WORK REQUIRED => In the entries that follow, find the word "ovat" and report each line it is on.

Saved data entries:
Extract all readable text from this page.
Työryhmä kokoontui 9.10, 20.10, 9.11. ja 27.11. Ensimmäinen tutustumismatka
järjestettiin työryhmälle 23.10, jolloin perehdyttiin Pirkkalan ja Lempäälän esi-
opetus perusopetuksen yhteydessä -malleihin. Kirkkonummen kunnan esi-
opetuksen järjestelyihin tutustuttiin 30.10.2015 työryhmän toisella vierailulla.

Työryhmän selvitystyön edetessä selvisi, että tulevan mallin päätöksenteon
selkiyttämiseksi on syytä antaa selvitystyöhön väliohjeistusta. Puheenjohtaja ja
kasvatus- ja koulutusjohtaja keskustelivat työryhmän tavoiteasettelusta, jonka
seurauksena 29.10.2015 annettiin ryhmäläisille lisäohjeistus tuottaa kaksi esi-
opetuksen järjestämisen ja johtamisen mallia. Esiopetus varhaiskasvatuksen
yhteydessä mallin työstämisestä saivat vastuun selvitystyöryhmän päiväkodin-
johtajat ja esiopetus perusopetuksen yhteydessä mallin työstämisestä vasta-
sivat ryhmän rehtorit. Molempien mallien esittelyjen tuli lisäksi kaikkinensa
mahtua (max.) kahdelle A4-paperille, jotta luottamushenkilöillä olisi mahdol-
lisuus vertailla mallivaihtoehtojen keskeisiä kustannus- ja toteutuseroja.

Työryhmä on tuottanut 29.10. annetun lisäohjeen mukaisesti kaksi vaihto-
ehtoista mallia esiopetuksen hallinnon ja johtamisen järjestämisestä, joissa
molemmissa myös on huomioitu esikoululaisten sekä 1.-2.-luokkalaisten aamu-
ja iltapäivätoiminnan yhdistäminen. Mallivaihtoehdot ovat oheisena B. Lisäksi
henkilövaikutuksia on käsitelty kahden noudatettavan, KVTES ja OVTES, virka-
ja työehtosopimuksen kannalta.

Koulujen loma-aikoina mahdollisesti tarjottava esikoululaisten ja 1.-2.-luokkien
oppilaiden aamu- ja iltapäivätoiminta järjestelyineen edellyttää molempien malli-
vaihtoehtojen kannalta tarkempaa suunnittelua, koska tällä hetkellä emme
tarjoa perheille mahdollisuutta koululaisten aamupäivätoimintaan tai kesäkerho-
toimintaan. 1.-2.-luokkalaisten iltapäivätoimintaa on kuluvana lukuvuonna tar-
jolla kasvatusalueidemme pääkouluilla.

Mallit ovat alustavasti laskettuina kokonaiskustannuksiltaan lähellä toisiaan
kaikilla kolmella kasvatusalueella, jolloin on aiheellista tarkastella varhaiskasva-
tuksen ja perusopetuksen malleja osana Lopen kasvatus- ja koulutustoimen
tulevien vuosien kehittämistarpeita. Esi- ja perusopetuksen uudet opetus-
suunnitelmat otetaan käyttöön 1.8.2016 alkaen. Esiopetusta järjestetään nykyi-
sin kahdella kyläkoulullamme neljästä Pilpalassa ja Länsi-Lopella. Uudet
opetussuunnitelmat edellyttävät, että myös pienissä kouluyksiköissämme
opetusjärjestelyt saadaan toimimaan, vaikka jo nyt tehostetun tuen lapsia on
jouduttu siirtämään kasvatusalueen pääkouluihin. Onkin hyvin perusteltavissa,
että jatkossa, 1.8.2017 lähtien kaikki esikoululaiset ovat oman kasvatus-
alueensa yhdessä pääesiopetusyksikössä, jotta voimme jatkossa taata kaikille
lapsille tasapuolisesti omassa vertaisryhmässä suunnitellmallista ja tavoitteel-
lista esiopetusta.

COMPLETE ANSWER =>
ja iltapäivätoiminnan yhdistäminen. Mallivaihtoehdot ovat oheisena B. Lisäksi
Mallit ovat alustavasti laskettuina kokonaiskustannuksiltaan lähellä toisiaan
että jatkossa, 1.8.2017 lähtien kaikki esikoululaiset ovat oman kasvatus-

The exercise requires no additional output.